_Given task_
Gather up all lines that carry the word "Frequency".
※
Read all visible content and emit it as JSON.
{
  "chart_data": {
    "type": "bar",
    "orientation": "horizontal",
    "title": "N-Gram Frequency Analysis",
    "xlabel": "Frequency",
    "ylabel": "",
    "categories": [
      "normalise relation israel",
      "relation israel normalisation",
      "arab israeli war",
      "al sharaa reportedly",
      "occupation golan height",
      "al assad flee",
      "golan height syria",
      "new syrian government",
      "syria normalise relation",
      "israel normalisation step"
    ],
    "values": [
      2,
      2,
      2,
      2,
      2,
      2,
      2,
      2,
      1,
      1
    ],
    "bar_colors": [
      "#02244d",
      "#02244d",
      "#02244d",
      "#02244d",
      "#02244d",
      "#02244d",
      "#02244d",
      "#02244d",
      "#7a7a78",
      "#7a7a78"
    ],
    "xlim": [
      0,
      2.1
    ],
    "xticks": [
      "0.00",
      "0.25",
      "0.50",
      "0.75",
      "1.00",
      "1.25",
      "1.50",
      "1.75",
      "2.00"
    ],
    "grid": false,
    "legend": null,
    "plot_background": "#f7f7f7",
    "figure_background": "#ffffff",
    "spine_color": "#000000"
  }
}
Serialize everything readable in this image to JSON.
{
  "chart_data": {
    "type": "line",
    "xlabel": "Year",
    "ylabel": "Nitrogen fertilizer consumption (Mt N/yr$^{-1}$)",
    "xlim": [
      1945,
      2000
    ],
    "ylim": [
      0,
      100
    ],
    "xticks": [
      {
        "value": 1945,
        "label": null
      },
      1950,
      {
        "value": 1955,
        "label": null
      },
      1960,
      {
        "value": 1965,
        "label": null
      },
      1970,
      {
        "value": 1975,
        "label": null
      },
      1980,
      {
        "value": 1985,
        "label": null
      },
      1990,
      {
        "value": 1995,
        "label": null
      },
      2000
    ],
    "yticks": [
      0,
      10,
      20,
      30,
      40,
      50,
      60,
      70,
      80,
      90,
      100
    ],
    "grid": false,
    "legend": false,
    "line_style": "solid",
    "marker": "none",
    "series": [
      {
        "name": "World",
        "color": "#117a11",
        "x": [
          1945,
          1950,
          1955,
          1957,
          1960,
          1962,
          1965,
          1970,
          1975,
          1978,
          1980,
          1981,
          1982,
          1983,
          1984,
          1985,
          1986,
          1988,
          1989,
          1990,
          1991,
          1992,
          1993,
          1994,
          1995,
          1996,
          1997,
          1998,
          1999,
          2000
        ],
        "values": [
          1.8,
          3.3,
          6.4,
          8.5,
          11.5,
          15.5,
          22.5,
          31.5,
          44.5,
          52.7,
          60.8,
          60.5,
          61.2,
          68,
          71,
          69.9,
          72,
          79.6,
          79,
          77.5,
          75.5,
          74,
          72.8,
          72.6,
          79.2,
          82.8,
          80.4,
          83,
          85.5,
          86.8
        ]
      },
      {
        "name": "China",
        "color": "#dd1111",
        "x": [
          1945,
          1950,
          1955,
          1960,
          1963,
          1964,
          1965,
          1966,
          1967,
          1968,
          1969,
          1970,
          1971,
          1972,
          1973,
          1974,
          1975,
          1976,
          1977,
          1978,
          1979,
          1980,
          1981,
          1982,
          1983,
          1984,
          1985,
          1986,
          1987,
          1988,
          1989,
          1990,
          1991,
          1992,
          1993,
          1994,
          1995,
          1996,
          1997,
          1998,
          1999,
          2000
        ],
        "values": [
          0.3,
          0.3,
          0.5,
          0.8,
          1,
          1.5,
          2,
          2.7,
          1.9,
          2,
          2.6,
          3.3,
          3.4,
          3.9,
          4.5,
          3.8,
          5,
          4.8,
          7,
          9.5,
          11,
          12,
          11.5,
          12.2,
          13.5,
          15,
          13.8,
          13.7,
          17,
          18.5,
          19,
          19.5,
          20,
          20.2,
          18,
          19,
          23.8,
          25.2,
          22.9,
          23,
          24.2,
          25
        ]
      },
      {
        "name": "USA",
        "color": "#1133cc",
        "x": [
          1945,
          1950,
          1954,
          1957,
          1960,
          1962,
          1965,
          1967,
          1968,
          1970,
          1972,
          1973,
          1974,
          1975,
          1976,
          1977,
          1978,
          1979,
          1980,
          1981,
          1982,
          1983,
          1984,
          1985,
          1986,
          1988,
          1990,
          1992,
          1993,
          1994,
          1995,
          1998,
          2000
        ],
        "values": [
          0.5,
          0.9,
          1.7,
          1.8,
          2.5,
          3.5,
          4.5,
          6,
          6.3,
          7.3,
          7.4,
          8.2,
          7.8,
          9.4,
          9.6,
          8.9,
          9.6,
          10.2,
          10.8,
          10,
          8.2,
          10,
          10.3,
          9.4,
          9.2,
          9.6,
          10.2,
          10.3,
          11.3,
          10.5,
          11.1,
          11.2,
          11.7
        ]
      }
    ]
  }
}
※
_Expected output_
    "title": "N-Gram Frequency Analysis",
    "xlabel": "Frequency",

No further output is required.